* START INFORMATION SHOWN *
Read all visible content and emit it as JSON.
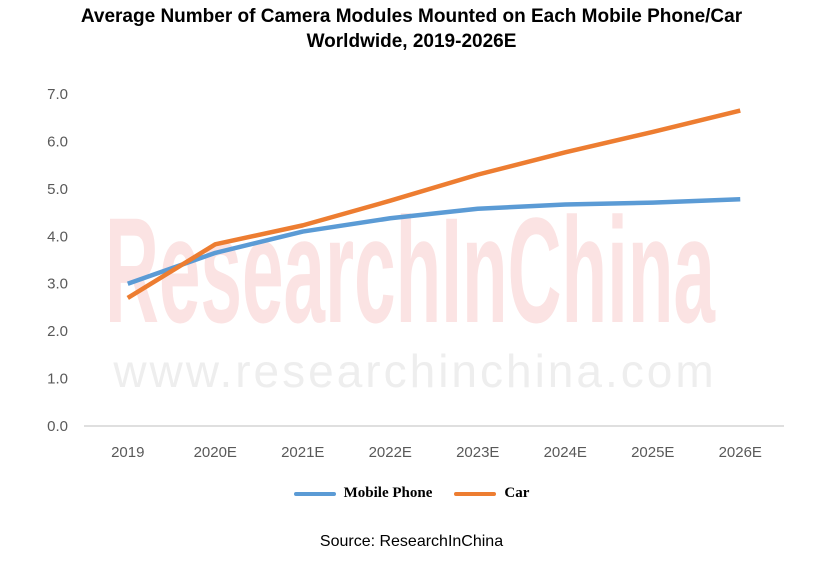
{
  "title_line1": "Average Number of Camera Modules Mounted on Each Mobile Phone/Car",
  "title_line2": "Worldwide, 2019-2026E",
  "source": "Source: ResearchInChina",
  "watermark_main": "ResearchInChina",
  "watermark_url": "www.researchinchina.com",
  "chart_data": {
    "type": "line",
    "categories": [
      "2019",
      "2020E",
      "2021E",
      "2022E",
      "2023E",
      "2024E",
      "2025E",
      "2026E"
    ],
    "series": [
      {
        "name": "Mobile Phone",
        "color": "#5b9bd5",
        "values": [
          3.0,
          3.65,
          4.1,
          4.38,
          4.58,
          4.67,
          4.71,
          4.78
        ]
      },
      {
        "name": "Car",
        "color": "#ed7d31",
        "values": [
          2.7,
          3.83,
          4.23,
          4.75,
          5.3,
          5.77,
          6.2,
          6.65
        ]
      }
    ],
    "ylim": [
      0,
      7
    ],
    "yticks": [
      "0.0",
      "1.0",
      "2.0",
      "3.0",
      "4.0",
      "5.0",
      "6.0",
      "7.0"
    ],
    "legend_position": "bottom",
    "grid": false
  }
}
* END INFORMATION SHOWN *
> **WHAT IS EXPECTED**: Quote each entry above verbatim and drop the pictures.

> **FINISHED TASK**:
Read all visible content and emit it as JSON.
{
  "title_line1": "Average Number of Camera Modules Mounted on Each Mobile Phone/Car",
  "title_line2": "Worldwide, 2019-2026E",
  "source": "Source: ResearchInChina",
  "watermark_main": "ResearchInChina",
  "watermark_url": "www.researchinchina.com",
  "chart_data": {
    "type": "line",
    "categories": [
      "2019",
      "2020E",
      "2021E",
      "2022E",
      "2023E",
      "2024E",
      "2025E",
      "2026E"
    ],
    "series": [
      {
        "name": "Mobile Phone",
        "color": "#5b9bd5",
        "values": [
          3.0,
          3.65,
          4.1,
          4.38,
          4.58,
          4.67,
          4.71,
          4.78
        ]
      },
      {
        "name": "Car",
        "color": "#ed7d31",
        "values": [
          2.7,
          3.83,
          4.23,
          4.75,
          5.3,
          5.77,
          6.2,
          6.65
        ]
      }
    ],
    "ylim": [
      0,
      7
    ],
    "yticks": [
      "0.0",
      "1.0",
      "2.0",
      "3.0",
      "4.0",
      "5.0",
      "6.0",
      "7.0"
    ],
    "legend_position": "bottom",
    "grid": false
  }
}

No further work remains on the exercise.